Stored items
>>>

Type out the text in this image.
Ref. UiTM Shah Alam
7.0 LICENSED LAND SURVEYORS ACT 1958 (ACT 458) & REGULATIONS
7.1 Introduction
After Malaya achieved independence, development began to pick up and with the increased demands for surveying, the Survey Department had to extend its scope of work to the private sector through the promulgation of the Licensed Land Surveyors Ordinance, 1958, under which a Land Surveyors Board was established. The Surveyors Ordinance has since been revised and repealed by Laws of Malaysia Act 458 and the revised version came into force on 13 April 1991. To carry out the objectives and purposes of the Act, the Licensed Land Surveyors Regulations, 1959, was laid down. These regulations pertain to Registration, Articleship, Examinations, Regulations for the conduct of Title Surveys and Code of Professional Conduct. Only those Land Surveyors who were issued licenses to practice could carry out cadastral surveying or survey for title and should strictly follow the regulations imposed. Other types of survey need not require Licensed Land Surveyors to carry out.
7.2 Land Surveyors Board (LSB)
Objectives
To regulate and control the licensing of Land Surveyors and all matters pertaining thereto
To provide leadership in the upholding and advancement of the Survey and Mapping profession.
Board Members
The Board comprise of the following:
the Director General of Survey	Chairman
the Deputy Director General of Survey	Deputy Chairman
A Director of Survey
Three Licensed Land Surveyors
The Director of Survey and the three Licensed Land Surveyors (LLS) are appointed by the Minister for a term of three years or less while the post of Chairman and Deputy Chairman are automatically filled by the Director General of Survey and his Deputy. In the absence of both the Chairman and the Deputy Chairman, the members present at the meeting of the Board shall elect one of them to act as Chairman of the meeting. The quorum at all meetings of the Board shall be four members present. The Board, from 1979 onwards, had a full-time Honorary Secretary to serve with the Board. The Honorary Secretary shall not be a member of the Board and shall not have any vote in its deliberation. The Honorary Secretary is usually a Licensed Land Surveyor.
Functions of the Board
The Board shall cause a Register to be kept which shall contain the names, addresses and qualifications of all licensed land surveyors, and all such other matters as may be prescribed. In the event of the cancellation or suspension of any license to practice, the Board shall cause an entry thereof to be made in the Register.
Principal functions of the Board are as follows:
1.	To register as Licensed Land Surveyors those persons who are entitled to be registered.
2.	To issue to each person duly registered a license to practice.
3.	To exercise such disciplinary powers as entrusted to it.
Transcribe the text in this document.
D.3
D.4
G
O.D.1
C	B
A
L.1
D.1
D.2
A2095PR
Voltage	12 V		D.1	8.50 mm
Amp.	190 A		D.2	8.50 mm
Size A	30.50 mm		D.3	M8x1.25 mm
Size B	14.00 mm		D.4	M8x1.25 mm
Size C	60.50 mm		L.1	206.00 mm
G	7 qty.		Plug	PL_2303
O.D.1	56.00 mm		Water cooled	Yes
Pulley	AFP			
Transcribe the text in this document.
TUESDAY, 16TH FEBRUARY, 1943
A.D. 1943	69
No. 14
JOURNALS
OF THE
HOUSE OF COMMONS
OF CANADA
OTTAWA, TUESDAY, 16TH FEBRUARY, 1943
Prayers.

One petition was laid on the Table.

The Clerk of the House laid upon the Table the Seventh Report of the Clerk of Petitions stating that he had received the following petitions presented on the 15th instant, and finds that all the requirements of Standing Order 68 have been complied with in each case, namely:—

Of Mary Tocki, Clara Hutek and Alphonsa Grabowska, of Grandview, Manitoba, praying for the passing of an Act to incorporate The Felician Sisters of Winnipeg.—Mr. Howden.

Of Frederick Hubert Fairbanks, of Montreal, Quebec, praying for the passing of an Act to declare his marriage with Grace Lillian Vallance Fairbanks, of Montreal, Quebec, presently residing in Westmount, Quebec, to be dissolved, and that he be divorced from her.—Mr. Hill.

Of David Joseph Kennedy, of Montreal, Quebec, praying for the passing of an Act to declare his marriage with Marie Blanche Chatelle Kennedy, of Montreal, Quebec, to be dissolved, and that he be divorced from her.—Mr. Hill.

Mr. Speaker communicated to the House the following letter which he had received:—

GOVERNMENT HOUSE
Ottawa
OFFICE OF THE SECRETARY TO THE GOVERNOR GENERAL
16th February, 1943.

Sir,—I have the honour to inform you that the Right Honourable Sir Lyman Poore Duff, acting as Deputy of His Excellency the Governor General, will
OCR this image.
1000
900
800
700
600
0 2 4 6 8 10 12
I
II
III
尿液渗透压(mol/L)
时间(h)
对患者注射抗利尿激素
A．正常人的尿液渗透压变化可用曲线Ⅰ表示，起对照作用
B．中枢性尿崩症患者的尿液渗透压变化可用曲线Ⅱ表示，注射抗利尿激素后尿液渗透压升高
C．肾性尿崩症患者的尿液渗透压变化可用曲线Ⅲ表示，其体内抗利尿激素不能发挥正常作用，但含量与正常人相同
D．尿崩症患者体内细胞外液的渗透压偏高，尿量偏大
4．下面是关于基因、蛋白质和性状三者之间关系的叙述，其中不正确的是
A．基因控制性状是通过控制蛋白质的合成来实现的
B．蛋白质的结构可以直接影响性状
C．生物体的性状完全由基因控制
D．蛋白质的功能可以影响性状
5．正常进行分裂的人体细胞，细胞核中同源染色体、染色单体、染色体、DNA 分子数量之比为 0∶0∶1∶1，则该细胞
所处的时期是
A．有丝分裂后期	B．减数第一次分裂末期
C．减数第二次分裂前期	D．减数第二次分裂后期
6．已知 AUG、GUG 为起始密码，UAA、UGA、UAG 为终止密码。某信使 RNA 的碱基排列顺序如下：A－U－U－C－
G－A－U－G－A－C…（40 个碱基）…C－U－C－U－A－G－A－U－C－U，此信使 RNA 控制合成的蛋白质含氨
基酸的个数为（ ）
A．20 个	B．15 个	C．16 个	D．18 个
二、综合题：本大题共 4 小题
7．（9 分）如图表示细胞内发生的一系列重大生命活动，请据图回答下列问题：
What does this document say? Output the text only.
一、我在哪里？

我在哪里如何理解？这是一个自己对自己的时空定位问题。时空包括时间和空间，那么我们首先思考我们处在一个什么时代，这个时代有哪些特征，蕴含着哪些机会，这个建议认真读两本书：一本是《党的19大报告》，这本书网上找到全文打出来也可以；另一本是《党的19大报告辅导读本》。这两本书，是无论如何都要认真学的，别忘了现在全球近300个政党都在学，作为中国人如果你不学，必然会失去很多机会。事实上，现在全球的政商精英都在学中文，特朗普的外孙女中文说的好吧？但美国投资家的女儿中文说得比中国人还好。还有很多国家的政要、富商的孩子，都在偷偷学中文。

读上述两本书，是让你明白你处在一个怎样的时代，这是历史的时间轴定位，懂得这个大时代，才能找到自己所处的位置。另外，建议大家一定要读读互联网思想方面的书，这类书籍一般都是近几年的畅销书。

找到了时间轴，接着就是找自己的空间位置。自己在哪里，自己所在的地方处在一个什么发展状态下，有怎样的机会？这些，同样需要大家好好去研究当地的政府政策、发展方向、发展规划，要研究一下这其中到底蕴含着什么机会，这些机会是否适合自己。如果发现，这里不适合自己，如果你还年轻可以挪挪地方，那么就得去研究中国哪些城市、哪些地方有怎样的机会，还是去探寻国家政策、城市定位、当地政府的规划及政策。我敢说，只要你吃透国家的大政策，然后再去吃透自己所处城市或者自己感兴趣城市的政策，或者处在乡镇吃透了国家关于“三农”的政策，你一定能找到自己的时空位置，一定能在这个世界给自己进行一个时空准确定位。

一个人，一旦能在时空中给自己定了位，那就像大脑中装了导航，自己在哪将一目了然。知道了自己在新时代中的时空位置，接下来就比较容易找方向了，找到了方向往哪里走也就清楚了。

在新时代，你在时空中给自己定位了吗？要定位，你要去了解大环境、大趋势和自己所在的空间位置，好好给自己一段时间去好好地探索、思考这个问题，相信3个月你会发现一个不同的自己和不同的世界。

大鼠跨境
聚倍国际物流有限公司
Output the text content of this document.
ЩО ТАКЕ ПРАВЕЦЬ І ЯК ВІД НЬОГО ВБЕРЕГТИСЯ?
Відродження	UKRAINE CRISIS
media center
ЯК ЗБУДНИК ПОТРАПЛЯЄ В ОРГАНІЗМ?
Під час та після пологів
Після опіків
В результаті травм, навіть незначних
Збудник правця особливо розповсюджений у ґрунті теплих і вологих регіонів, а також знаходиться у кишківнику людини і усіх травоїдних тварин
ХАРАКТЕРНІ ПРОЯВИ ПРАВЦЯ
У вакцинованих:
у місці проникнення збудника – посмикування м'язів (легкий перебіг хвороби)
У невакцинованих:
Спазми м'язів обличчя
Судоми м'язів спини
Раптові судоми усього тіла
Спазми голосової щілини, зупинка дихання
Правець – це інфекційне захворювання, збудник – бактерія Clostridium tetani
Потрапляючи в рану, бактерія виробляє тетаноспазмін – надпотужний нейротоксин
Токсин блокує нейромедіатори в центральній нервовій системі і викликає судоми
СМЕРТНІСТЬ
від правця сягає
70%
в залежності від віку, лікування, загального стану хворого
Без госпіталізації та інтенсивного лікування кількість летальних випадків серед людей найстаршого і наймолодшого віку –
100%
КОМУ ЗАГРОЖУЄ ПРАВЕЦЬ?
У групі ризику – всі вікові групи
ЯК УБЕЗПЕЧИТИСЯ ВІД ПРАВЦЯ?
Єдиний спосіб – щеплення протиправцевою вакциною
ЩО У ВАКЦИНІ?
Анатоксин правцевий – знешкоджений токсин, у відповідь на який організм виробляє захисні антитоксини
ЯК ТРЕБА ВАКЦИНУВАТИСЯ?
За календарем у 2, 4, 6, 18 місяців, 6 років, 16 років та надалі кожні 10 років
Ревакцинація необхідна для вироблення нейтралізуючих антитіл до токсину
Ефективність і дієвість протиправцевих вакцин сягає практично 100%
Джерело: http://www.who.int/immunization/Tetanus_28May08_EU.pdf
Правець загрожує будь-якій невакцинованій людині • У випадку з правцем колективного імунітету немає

<<<

§ GIVEN INSTRUCTION
Identify the lines above that contain the word "Chairman", then copy them.

§ WRITTEN ANSWER
the Director General of Survey	Chairman
the Deputy Director General of Survey	Deputy Chairman
The Director of Survey and the three Licensed Land Surveyors (LLS) are appointed by the Minister for a term of three years or less while the post of Chairman and Deputy Chairman are automatically filled by the Director General of Survey and his Deputy. In the absence of both the Chairman and the Deputy Chairman, the members present at the meeting of the Board shall elect one of them to act as Chairman of the meeting. The quorum at all meetings of the Board shall be four members present. The Board, from 1979 onwards, had a full-time Honorary Secretary to serve with the Board. The Honorary Secretary shall not be a member of the Board and shall not have any vote in its deliberation. The Honorary Secretary is usually a Licensed Land Surveyor.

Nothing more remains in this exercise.